++++ Given passage ++++

Sunday, July 28, 2013

"Actually, I lie..."

I woke up at 1.40am this Sunday morning, don't know why, possibly partner creeping upstairs after coming in from a Beach Boys tribute concert. Whenever one of us is going to be dead late home or getting up, one of us sleeps in the spare bedroom, if there is one free. Partner went with pals but without me because one of our current foster children is not yet able to be babysat. Maybe she is maybe she isn't but in fostering you always minimise risk. 
When I wake up suddenly  that's when I remember the dream.

We're spending a lot of time with therapists recently, they work with the child, but also talk to us. They're helping the child with her life story, so she can get a picture of who she is. It's not healing the child yet, because there's a lot of anger to come out first. But the therapists explain the way the mind works and it makes sense.

It makes us think about our own minds too.

In the dream, I was back in the house I was brought up in as a child, but I was an adult, and my dad, who is 10 years dead, was alive and sitting in his armchair. The foster child was giving us all some ID badges  she'd made, the kind of things you wear round your neck with a length of ribbon, and a plastic card saying "Visitor", when you visit a big building.

In the dream, she had clearly painstakingly made the necklaces out of those pop-together little toy beads you used to get, but don't see anymore. She was helping my dad put his over his head. I was just about to look at what she'd written on mine, and try to sneak a peek at the one she'd made for herself, when I woke up. I never saw what she'd written, but somehow knew that the cards gave us all the same status.

++++

Copy the part of the fostering diary entry starting at "It makes us" and ending at "the same status.", word for word.

++++ Record set ++++

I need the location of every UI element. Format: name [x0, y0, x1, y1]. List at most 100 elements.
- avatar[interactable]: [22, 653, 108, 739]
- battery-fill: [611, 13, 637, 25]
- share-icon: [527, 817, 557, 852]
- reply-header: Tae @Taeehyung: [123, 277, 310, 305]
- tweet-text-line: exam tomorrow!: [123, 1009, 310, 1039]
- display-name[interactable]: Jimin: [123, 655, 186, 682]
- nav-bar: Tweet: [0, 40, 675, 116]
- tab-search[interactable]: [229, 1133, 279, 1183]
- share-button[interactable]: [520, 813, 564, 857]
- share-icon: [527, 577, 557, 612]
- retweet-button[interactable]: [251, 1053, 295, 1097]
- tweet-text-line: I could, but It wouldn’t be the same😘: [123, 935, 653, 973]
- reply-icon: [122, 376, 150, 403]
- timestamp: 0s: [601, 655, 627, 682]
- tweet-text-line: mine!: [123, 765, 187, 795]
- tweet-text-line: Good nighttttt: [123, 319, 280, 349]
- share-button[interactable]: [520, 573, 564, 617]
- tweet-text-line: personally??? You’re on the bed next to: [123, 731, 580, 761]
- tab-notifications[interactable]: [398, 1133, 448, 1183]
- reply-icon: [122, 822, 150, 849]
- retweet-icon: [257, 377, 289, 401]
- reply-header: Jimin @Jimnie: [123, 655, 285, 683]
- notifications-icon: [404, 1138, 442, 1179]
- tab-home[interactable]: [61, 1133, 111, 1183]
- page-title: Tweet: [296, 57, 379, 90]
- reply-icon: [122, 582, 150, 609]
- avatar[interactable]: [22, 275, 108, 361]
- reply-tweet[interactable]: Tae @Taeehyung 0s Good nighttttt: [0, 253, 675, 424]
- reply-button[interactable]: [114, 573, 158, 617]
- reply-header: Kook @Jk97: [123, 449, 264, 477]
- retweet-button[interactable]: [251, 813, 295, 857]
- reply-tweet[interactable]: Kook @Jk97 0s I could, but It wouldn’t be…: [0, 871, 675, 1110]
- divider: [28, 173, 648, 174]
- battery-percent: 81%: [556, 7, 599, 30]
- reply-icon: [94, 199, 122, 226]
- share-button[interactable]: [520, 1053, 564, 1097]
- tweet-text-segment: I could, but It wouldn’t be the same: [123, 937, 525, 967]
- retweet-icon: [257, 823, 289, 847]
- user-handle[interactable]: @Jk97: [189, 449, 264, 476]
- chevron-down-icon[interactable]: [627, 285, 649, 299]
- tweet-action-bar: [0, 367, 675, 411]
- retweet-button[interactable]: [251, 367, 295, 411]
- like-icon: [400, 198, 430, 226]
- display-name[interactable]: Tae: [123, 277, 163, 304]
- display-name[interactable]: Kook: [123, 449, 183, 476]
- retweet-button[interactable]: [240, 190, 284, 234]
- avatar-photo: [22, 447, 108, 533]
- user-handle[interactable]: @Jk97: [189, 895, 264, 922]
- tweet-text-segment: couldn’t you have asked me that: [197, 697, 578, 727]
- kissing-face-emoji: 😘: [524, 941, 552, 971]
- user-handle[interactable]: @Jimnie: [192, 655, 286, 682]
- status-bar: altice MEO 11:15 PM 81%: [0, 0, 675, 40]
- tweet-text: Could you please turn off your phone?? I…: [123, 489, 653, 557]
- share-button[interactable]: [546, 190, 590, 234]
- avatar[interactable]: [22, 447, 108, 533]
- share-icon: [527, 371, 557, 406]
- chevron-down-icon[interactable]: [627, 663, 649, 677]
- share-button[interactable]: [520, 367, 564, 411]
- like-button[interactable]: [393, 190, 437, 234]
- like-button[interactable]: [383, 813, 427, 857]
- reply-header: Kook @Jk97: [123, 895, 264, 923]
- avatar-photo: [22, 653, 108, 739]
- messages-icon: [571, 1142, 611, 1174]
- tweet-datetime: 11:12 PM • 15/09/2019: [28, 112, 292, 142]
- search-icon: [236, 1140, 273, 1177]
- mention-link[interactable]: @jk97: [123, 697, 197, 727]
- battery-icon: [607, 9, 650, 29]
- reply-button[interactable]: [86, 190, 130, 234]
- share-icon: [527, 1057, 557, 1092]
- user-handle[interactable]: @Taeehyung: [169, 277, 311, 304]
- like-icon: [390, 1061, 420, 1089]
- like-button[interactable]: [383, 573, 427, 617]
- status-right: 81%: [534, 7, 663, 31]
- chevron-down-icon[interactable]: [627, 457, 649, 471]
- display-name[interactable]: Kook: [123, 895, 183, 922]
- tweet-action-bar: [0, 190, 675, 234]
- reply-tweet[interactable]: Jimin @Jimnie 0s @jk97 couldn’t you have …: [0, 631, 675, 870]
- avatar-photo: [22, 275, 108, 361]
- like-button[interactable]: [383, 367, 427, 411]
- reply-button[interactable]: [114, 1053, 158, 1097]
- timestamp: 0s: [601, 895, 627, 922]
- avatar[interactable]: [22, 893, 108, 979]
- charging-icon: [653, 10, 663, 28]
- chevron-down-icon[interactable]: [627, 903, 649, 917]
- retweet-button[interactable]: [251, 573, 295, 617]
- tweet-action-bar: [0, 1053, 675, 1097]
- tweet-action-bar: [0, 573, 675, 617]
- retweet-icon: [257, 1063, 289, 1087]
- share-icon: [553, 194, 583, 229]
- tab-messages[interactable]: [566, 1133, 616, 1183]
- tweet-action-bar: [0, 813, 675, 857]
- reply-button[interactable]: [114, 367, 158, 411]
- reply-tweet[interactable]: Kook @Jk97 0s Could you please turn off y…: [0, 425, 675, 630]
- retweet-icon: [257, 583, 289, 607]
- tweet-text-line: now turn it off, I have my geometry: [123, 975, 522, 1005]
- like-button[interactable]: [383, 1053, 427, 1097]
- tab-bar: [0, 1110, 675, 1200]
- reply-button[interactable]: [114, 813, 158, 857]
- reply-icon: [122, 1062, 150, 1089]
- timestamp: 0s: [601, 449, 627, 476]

++++

Your response:
It makes us think about our own minds too.

In the dream, I was back in the house I was brought up in as a child, but I was an adult, and my dad, who is 10 years dead, was alive and sitting in his armchair. The foster child was giving us all some ID badges  she'd made, the kind of things you wear round your neck with a length of ribbon, and a plastic card saying "Visitor", when you visit a big building.

In the dream, she had clearly painstakingly made the necklaces out of those pop-together little toy beads you used to get, but don't see anymore. She was helping my dad put his over his head. I was just about to look at what she'd written on mine, and try to sneak a peek at the one she'd made for herself, when I woke up. I never saw what she'd written, but somehow knew that the cards gave us all the same status.